■ Extracted entries

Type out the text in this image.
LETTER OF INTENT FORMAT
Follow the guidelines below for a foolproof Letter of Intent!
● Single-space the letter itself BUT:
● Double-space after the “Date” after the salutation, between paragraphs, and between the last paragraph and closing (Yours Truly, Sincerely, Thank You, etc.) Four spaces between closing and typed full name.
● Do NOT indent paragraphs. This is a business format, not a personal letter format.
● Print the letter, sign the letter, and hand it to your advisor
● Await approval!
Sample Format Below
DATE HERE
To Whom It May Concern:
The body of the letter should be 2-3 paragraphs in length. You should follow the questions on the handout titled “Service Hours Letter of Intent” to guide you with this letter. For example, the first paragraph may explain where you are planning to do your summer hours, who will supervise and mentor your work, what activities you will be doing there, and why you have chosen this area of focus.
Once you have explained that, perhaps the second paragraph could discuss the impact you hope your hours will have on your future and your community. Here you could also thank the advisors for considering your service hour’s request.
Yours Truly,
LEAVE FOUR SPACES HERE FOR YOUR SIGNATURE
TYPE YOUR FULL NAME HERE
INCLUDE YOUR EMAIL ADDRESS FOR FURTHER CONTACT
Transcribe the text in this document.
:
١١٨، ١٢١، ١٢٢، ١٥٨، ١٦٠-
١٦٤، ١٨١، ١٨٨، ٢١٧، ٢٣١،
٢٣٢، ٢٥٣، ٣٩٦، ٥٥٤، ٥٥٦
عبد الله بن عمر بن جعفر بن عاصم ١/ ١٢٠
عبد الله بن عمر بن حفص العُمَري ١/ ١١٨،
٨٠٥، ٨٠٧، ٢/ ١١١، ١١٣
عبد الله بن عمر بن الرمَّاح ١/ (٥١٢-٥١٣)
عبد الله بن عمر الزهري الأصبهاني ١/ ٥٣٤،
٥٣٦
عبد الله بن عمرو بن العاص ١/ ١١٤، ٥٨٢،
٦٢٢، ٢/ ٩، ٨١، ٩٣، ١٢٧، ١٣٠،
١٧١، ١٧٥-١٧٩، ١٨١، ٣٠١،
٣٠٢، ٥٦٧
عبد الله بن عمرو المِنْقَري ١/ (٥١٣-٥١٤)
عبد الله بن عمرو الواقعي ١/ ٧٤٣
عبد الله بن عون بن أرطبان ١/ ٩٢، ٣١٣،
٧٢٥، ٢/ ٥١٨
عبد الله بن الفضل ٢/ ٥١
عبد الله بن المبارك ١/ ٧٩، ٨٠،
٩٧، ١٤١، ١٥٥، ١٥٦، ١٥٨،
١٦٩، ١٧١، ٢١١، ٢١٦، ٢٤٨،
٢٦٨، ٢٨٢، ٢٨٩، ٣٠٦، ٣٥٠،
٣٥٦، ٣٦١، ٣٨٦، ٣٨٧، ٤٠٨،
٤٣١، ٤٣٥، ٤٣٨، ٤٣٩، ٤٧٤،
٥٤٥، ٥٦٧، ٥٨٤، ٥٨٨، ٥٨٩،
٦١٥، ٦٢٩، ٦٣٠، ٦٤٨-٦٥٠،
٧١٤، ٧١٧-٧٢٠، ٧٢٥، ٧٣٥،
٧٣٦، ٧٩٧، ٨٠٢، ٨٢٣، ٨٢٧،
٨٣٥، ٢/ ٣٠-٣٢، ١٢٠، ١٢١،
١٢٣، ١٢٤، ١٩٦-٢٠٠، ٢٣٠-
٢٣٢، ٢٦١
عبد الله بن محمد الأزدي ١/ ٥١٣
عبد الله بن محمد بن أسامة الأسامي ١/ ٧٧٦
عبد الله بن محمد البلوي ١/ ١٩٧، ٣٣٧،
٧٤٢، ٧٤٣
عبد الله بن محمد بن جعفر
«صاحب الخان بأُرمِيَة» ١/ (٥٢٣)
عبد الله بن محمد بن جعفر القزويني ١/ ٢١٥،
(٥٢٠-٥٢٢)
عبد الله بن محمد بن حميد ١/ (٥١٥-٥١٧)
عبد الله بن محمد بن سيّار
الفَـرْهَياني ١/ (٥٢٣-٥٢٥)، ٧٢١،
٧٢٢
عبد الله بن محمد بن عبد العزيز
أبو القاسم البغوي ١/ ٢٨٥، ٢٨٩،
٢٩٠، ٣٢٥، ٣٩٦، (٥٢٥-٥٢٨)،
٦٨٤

■ Aim
Transcribe the material above in its entirety. Match it exactly.

■ Response below
Type out the text in this image.
LETTER OF INTENT FORMAT
Follow the guidelines below for a foolproof Letter of Intent!
● Single-space the letter itself BUT:
● Double-space after the “Date” after the salutation, between paragraphs, and between the last paragraph and closing (Yours Truly, Sincerely, Thank You, etc.) Four spaces between closing and typed full name.
● Do NOT indent paragraphs. This is a business format, not a personal letter format.
● Print the letter, sign the letter, and hand it to your advisor
● Await approval!
Sample Format Below
DATE HERE
To Whom It May Concern:
The body of the letter should be 2-3 paragraphs in length. You should follow the questions on the handout titled “Service Hours Letter of Intent” to guide you with this letter. For example, the first paragraph may explain where you are planning to do your summer hours, who will supervise and mentor your work, what activities you will be doing there, and why you have chosen this area of focus.
Once you have explained that, perhaps the second paragraph could discuss the impact you hope your hours will have on your future and your community. Here you could also thank the advisors for considering your service hour’s request.
Yours Truly,
LEAVE FOUR SPACES HERE FOR YOUR SIGNATURE
TYPE YOUR FULL NAME HERE
INCLUDE YOUR EMAIL ADDRESS FOR FURTHER CONTACT
Transcribe the text in this document.
:
١١٨، ١٢١، ١٢٢، ١٥٨، ١٦٠-
١٦٤، ١٨١، ١٨٨، ٢١٧، ٢٣١،
٢٣٢، ٢٥٣، ٣٩٦، ٥٥٤، ٥٥٦
عبد الله بن عمر بن جعفر بن عاصم ١/ ١٢٠
عبد الله بن عمر بن حفص العُمَري ١/ ١١٨،
٨٠٥، ٨٠٧، ٢/ ١١١، ١١٣
عبد الله بن عمر بن الرمَّاح ١/ (٥١٢-٥١٣)
عبد الله بن عمر الزهري الأصبهاني ١/ ٥٣٤،
٥٣٦
عبد الله بن عمرو بن العاص ١/ ١١٤، ٥٨٢،
٦٢٢، ٢/ ٩، ٨١، ٩٣، ١٢٧، ١٣٠،
١٧١، ١٧٥-١٧٩، ١٨١، ٣٠١،
٣٠٢، ٥٦٧
عبد الله بن عمرو المِنْقَري ١/ (٥١٣-٥١٤)
عبد الله بن عمرو الواقعي ١/ ٧٤٣
عبد الله بن عون بن أرطبان ١/ ٩٢، ٣١٣،
٧٢٥، ٢/ ٥١٨
عبد الله بن الفضل ٢/ ٥١
عبد الله بن المبارك ١/ ٧٩، ٨٠،
٩٧، ١٤١، ١٥٥، ١٥٦، ١٥٨،
١٦٩، ١٧١، ٢١١، ٢١٦، ٢٤٨،
٢٦٨، ٢٨٢، ٢٨٩، ٣٠٦، ٣٥٠،
٣٥٦، ٣٦١، ٣٨٦، ٣٨٧، ٤٠٨،
٤٣١، ٤٣٥، ٤٣٨، ٤٣٩، ٤٧٤،
٥٤٥، ٥٦٧، ٥٨٤، ٥٨٨، ٥٨٩،
٦١٥، ٦٢٩، ٦٣٠، ٦٤٨-٦٥٠،
٧١٤، ٧١٧-٧٢٠، ٧٢٥، ٧٣٥،
٧٣٦، ٧٩٧، ٨٠٢، ٨٢٣، ٨٢٧،
٨٣٥، ٢/ ٣٠-٣٢، ١٢٠، ١٢١،
١٢٣، ١٢٤، ١٩٦-٢٠٠، ٢٣٠-
٢٣٢، ٢٦١
عبد الله بن محمد الأزدي ١/ ٥١٣
عبد الله بن محمد بن أسامة الأسامي ١/ ٧٧٦
عبد الله بن محمد البلوي ١/ ١٩٧، ٣٣٧،
٧٤٢، ٧٤٣
عبد الله بن محمد بن جعفر
«صاحب الخان بأُرمِيَة» ١/ (٥٢٣)
عبد الله بن محمد بن جعفر القزويني ١/ ٢١٥،
(٥٢٠-٥٢٢)
عبد الله بن محمد بن حميد ١/ (٥١٥-٥١٧)
عبد الله بن محمد بن سيّار
الفَـرْهَياني ١/ (٥٢٣-٥٢٥)، ٧٢١،
٧٢٢
عبد الله بن محمد بن عبد العزيز
أبو القاسم البغوي ١/ ٢٨٥، ٢٨٩،
٢٩٠، ٣٢٥، ٣٩٦، (٥٢٥-٥٢٨)،
٦٨٤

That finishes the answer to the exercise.